### Data for this exercise
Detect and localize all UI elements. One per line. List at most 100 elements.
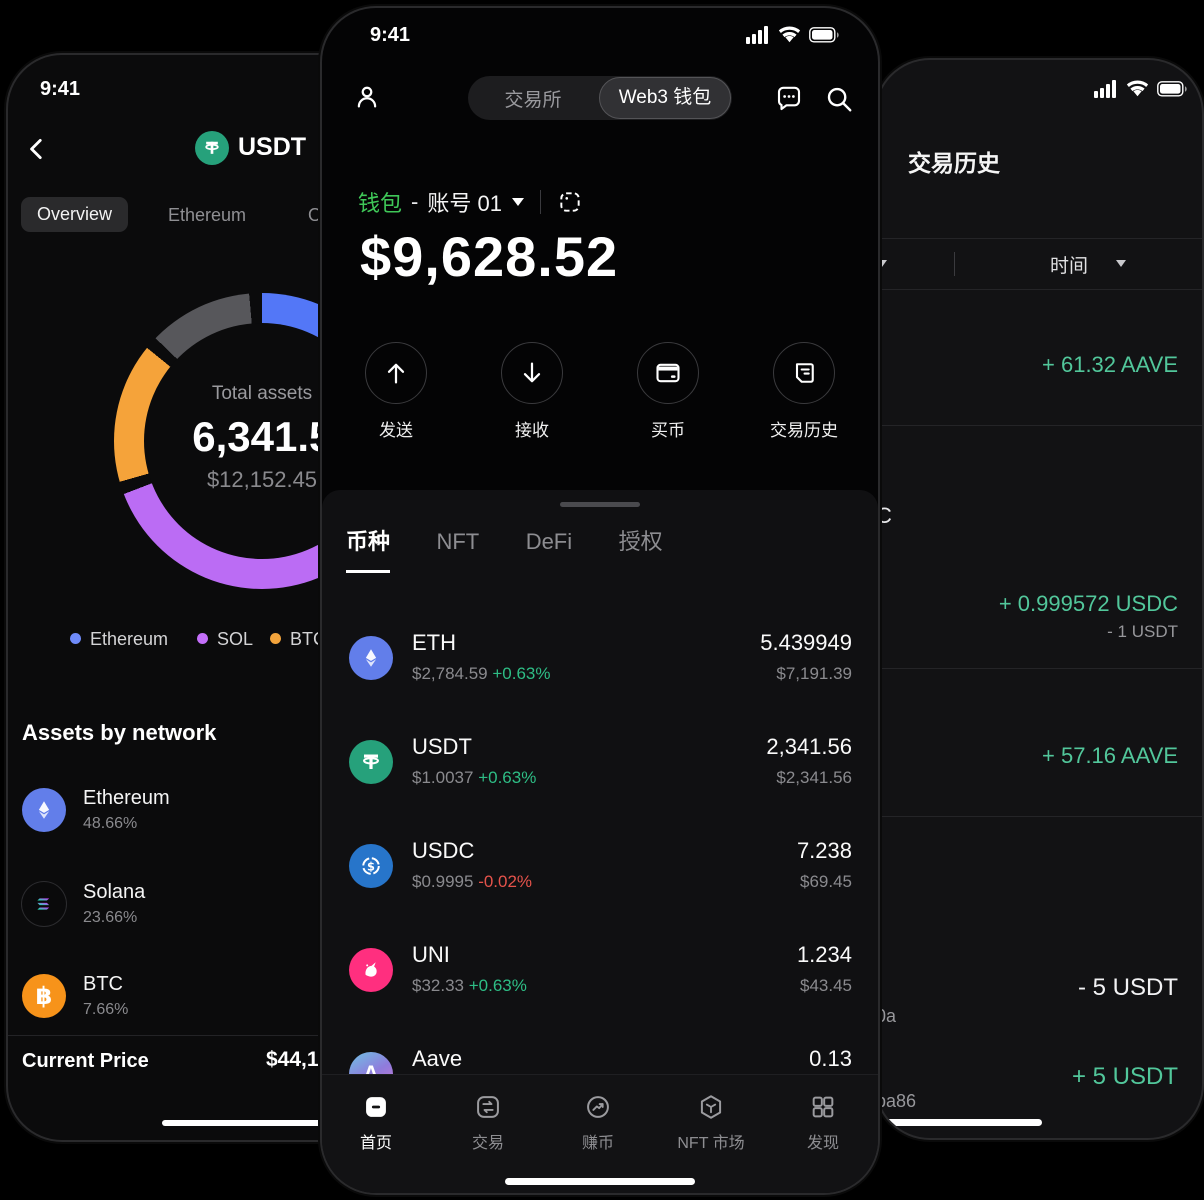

...

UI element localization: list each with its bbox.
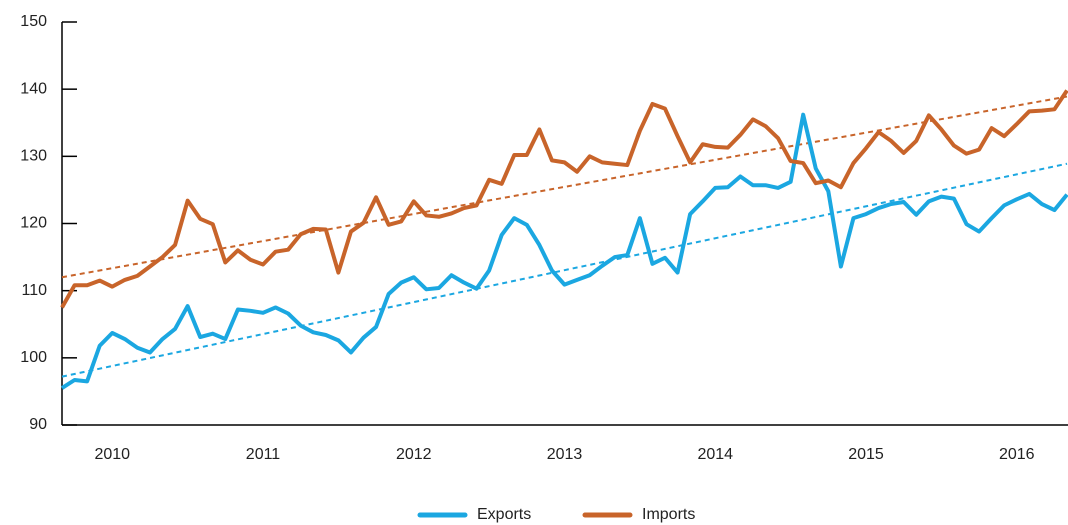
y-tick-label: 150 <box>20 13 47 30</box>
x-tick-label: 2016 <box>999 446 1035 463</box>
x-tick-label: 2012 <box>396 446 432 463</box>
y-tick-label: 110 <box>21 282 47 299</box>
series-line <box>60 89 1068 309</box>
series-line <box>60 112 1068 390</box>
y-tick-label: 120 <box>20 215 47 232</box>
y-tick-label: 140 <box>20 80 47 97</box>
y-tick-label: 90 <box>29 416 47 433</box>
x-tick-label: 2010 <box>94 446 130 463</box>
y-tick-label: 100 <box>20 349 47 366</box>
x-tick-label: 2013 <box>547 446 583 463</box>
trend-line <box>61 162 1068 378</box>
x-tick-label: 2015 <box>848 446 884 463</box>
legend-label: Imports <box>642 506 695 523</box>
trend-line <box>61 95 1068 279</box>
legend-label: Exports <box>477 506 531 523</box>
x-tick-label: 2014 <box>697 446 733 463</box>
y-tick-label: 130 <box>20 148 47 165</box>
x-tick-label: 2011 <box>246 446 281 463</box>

### Your goal
Rewrite the lines that begin at the one containing "UI element localization: list" and stop after the one containing "y-tick-label: 100 <box>20 349 47 366</box>", changing every "series-line" to "plot-line" and keeping all else unchanged. Leave the pictures out of the answer.

### Answer to the problem
UI element localization: list each with its bbox.
y-tick-label: 150 <box>20 13 47 30</box>
x-tick-label: 2016 <box>999 446 1035 463</box>
x-tick-label: 2012 <box>396 446 432 463</box>
y-tick-label: 110 <box>21 282 47 299</box>
plot-line <box>60 89 1068 309</box>
plot-line <box>60 112 1068 390</box>
y-tick-label: 120 <box>20 215 47 232</box>
y-tick-label: 140 <box>20 80 47 97</box>
y-tick-label: 90 <box>29 416 47 433</box>
x-tick-label: 2010 <box>94 446 130 463</box>
y-tick-label: 100 <box>20 349 47 366</box>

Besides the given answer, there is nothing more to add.